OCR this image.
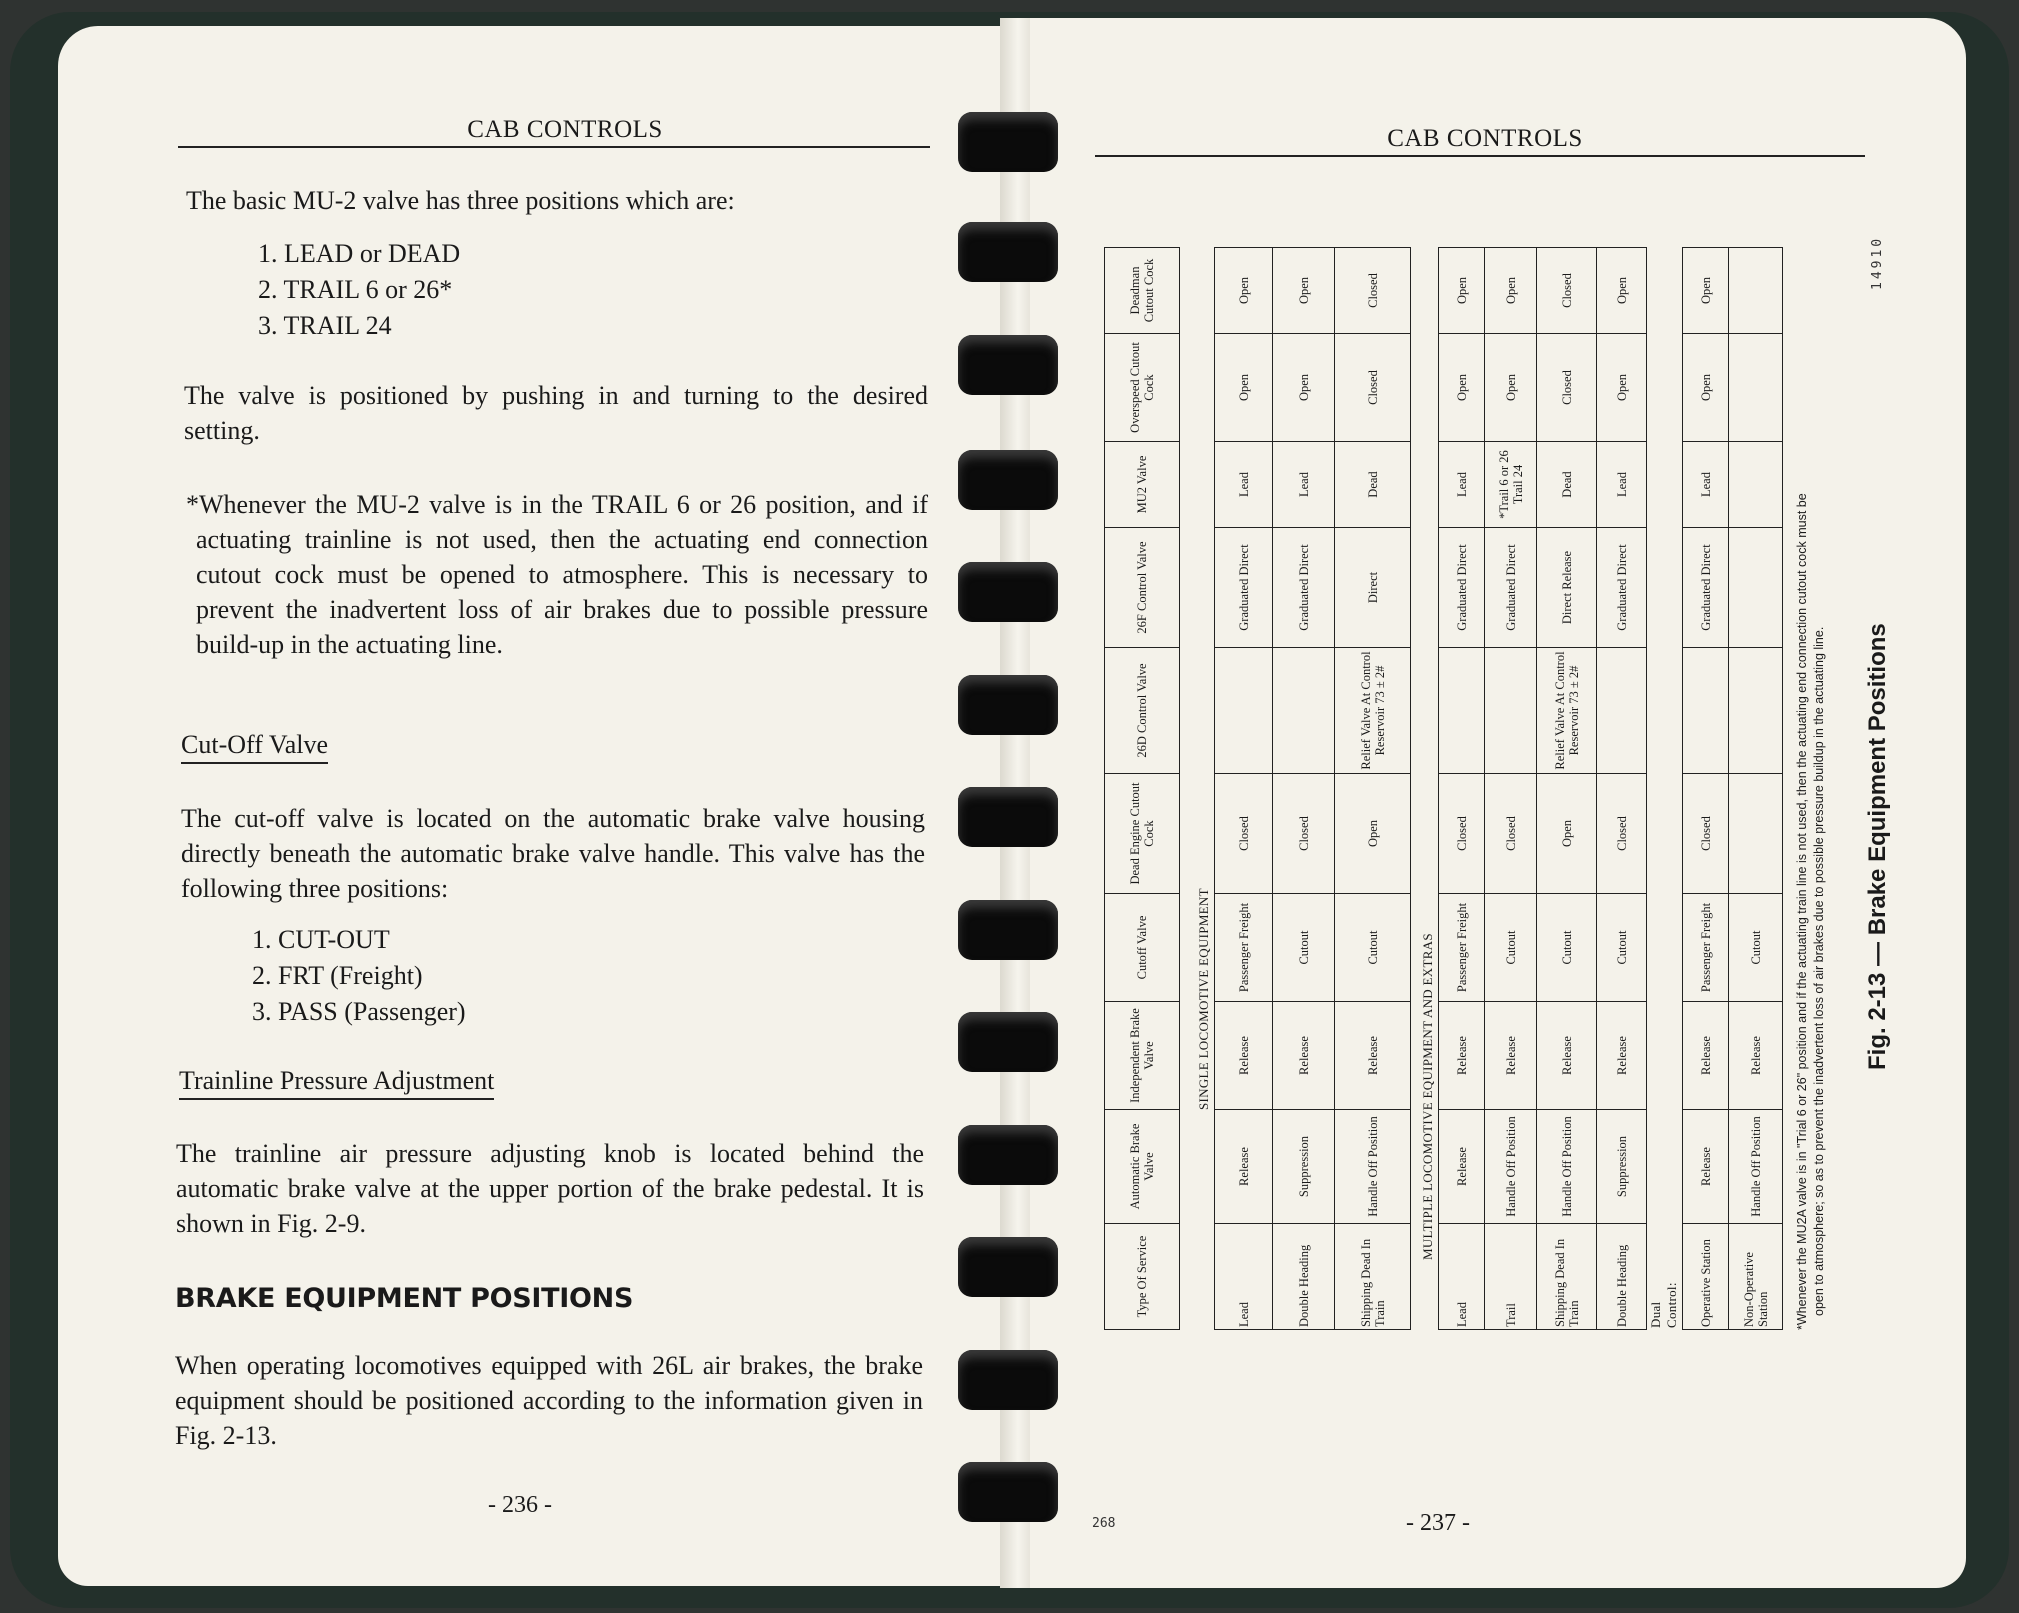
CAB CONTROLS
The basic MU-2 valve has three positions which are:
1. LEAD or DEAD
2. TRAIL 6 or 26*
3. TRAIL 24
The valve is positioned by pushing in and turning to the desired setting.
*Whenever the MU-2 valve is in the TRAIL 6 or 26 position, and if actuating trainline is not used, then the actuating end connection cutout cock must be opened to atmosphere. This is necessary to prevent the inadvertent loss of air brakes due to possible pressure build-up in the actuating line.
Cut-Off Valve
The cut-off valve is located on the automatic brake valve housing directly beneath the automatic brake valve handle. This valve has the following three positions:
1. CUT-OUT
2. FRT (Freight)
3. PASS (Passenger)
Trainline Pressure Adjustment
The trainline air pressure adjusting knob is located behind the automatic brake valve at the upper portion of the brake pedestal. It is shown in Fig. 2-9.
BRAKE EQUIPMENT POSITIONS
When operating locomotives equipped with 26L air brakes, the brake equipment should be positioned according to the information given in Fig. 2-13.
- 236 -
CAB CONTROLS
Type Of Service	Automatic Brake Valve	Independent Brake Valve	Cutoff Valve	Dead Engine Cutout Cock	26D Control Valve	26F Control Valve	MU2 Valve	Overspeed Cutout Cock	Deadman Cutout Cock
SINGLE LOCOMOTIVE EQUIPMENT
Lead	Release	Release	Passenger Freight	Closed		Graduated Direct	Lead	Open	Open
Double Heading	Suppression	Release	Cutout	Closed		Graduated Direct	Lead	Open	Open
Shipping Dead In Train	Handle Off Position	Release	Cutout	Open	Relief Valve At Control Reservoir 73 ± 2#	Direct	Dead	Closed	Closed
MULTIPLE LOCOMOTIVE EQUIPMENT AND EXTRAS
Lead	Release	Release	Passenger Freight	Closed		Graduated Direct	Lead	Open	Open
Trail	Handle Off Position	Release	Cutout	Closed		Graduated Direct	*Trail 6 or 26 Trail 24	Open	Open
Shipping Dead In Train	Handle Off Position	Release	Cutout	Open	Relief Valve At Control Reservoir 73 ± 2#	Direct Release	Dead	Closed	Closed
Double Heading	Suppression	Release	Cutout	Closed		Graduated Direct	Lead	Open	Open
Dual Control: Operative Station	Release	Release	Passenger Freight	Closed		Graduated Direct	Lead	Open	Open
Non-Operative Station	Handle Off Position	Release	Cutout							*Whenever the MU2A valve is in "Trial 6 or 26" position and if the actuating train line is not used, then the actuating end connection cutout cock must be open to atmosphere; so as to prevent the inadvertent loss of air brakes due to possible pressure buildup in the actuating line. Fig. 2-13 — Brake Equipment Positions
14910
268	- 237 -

+ + + +

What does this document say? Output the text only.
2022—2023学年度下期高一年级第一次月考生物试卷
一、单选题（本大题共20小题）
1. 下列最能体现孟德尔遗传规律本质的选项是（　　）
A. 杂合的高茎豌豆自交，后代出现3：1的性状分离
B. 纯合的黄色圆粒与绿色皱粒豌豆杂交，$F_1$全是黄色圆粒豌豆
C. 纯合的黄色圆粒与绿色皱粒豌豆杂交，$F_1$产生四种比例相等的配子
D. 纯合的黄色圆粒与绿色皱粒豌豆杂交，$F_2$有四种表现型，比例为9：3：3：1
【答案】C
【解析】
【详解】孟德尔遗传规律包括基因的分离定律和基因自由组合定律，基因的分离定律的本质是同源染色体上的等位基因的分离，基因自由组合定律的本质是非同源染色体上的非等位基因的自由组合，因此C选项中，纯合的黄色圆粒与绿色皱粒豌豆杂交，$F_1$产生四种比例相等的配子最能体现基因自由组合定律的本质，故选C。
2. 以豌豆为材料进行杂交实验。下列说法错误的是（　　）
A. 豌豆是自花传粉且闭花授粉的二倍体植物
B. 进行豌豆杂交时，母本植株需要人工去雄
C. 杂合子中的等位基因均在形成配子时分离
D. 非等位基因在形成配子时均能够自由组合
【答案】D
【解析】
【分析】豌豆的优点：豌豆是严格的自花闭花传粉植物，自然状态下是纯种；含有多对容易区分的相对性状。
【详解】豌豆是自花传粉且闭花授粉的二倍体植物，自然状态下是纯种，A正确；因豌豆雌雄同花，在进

+ + + +

TASK REQUIREMENTS = Pull every line containing the word "then" out of the material and copy it.

TASK RESULT =
*Whenever the MU-2 valve is in the TRAIL 6 or 26 position, and if actuating trainline is not used, then the actuating end connection cutout cock must be opened to atmosphere. This is necessary to prevent the inadvertent loss of air brakes due to possible pressure build-up in the actuating line.
Non-Operative Station	Handle Off Position	Release	Cutout							*Whenever the MU2A valve is in "Trial 6 or 26" position and if the actuating train line is not used, then the actuating end connection cutout cock must be open to atmosphere; so as to prevent the inadvertent loss of air brakes due to possible pressure buildup in the actuating line. Fig. 2-13 — Brake Equipment Positions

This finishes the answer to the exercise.